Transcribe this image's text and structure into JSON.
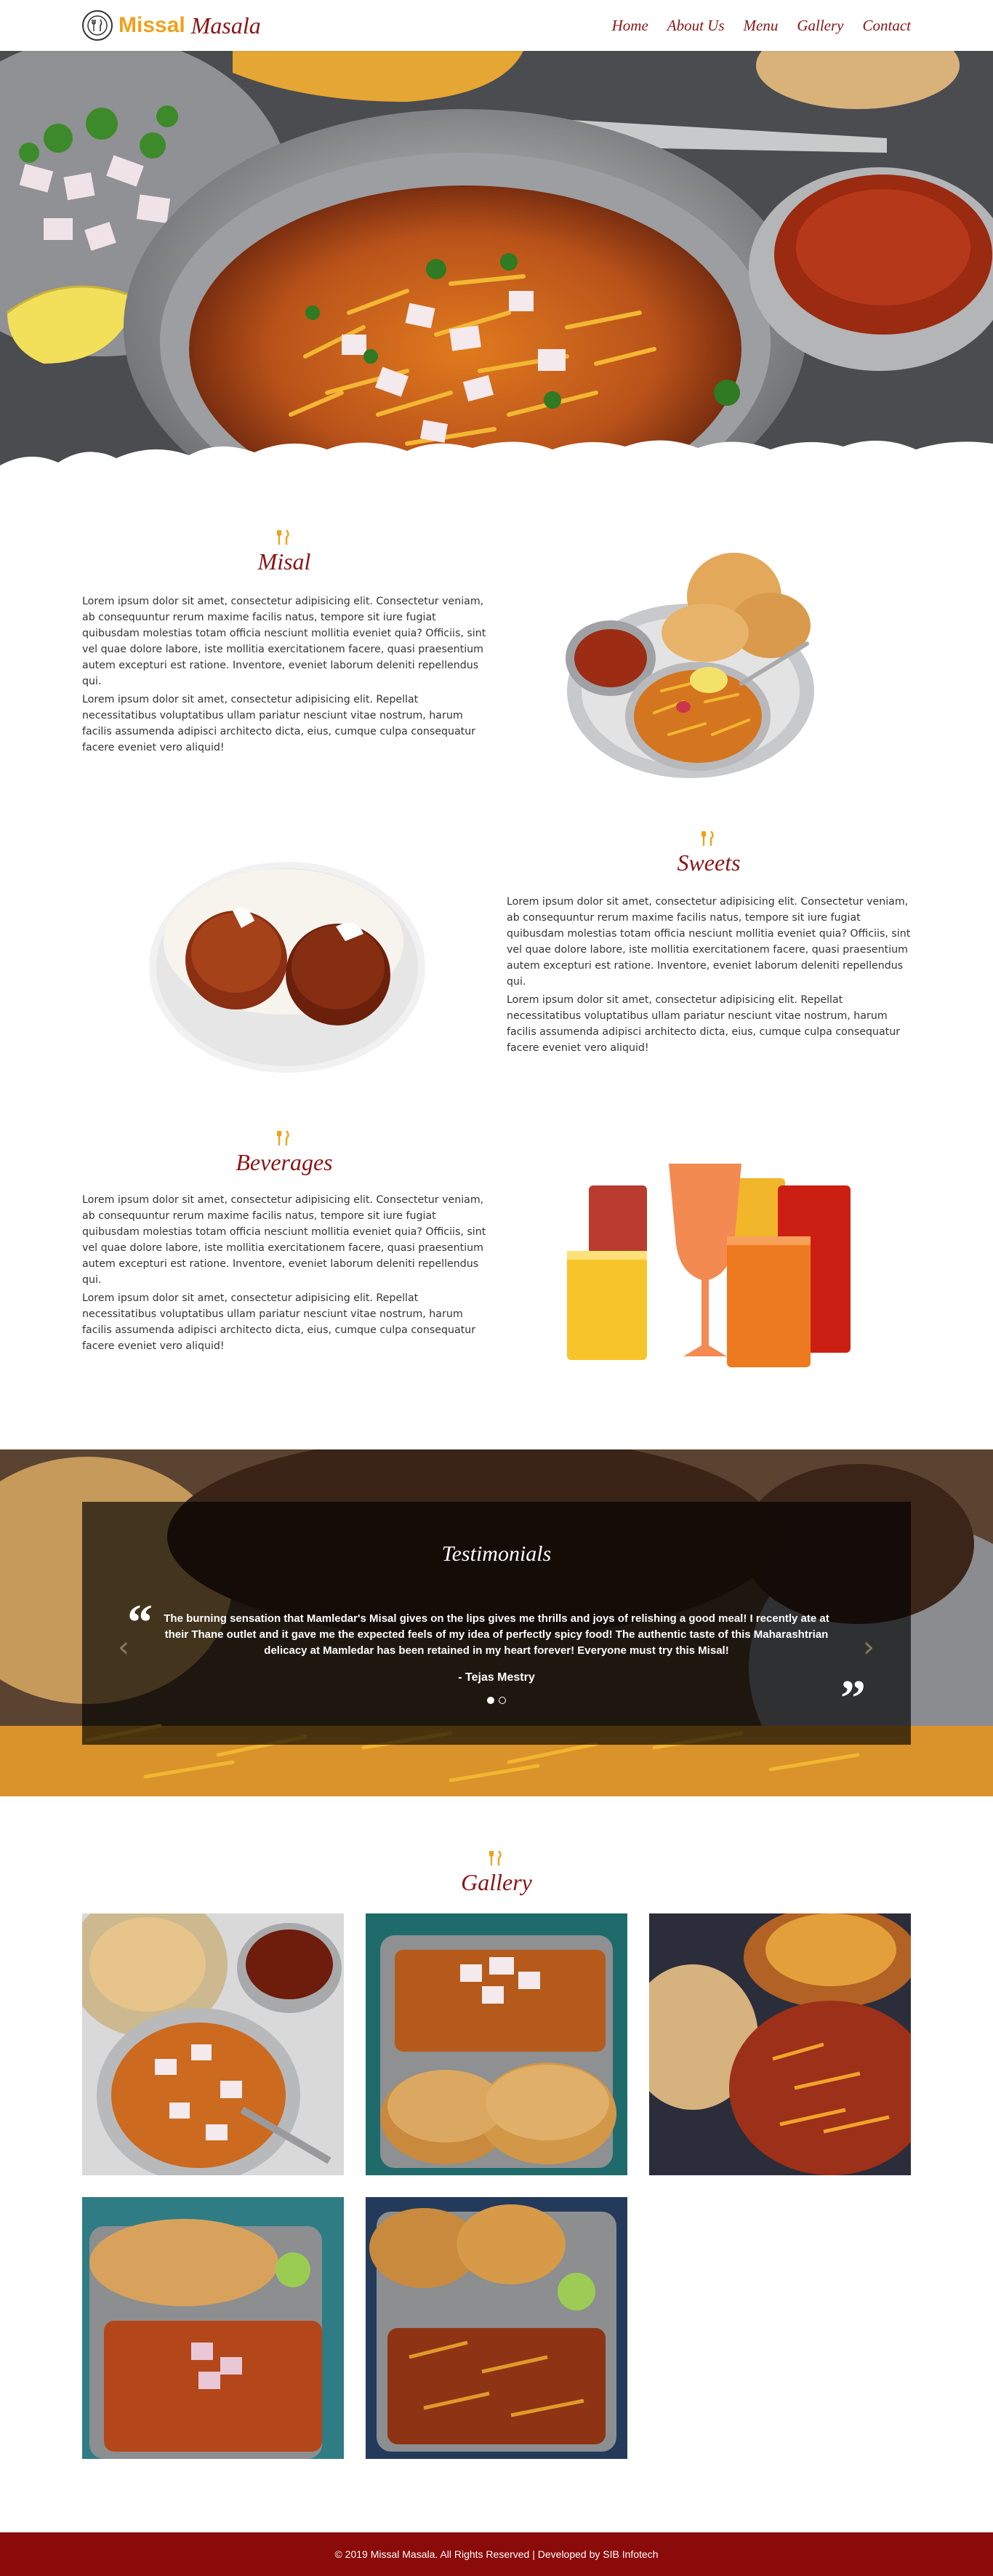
{
  "header": {
    "logo_word1": "Missal",
    "logo_word2": "Masala",
    "nav": [
      "Home",
      "About Us",
      "Menu",
      "Gallery",
      "Contact"
    ]
  },
  "hero": {
    "image": "misal-pav-plate-icon"
  },
  "sections": [
    {
      "title": "Misal",
      "para1": "Lorem ipsum dolor sit amet, consectetur adipisicing elit. Consectetur veniam, ab consequuntur rerum maxime facilis natus, tempore sit iure fugiat quibusdam molestias totam officia nesciunt mollitia eveniet quia? Officiis, sint vel quae dolore labore, iste mollitia exercitationem facere, quasi praesentium autem excepturi est ratione. Inventore, eveniet laborum deleniti repellendus qui.",
      "para2": "Lorem ipsum dolor sit amet, consectetur adipisicing elit. Repellat necessitatibus voluptatibus ullam pariatur nesciunt vitae nostrum, harum facilis assumenda adipisci architecto dicta, eius, cumque culpa consequatur facere eveniet vero aliquid!"
    },
    {
      "title": "Sweets",
      "para1": "Lorem ipsum dolor sit amet, consectetur adipisicing elit. Consectetur veniam, ab consequuntur rerum maxime facilis natus, tempore sit iure fugiat quibusdam molestias totam officia nesciunt mollitia eveniet quia? Officiis, sint vel quae dolore labore, iste mollitia exercitationem facere, quasi praesentium autem excepturi est ratione. Inventore, eveniet laborum deleniti repellendus qui.",
      "para2": "Lorem ipsum dolor sit amet, consectetur adipisicing elit. Repellat necessitatibus voluptatibus ullam pariatur nesciunt vitae nostrum, harum facilis assumenda adipisci architecto dicta, eius, cumque culpa consequatur facere eveniet vero aliquid!"
    },
    {
      "title": "Beverages",
      "para1": "Lorem ipsum dolor sit amet, consectetur adipisicing elit. Consectetur veniam, ab consequuntur rerum maxime facilis natus, tempore sit iure fugiat quibusdam molestias totam officia nesciunt mollitia eveniet quia? Officiis, sint vel quae dolore labore, iste mollitia exercitationem facere, quasi praesentium autem excepturi est ratione. Inventore, eveniet laborum deleniti repellendus qui.",
      "para2": "Lorem ipsum dolor sit amet, consectetur adipisicing elit. Repellat necessitatibus voluptatibus ullam pariatur nesciunt vitae nostrum, harum facilis assumenda adipisci architecto dicta, eius, cumque culpa consequatur facere eveniet vero aliquid!"
    }
  ],
  "testimonials": {
    "title": "Testimonials",
    "quote": "The burning sensation that Mamledar's Misal gives on the lips gives me thrills and joys of relishing a good meal! I recently ate at their Thane outlet and it gave me the expected feels of my idea of perfectly spicy food! The authentic taste of this Maharashtrian delicacy at Mamledar has been retained in my heart forever! Everyone must try this Misal!",
    "author": "- Tejas Mestry",
    "slide_count": 2,
    "active_slide": 1
  },
  "gallery": {
    "title": "Gallery",
    "images": [
      "gallery-misal-pav-1",
      "gallery-misal-pav-2",
      "gallery-misal-pav-3",
      "gallery-misal-pav-4",
      "gallery-misal-pav-5"
    ]
  },
  "footer": {
    "text": "© 2019 Missal Masala. All Rights Reserved | Developed by SIB Infotech"
  },
  "colors": {
    "brand_red": "#8b1414",
    "brand_orange": "#f0a11a",
    "footer_bg": "#8b0a0a"
  }
}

-- -- --

◆ SET PROBLEM
For this exercise, gather every line of the data that contains the word "text".

◆ COMPLETE RESPONSE
Transcribe this image's text and structure into JSON.
    "text": "© 2019 Missal Masala. All Rights Reserved | Developed by SIB Infotech"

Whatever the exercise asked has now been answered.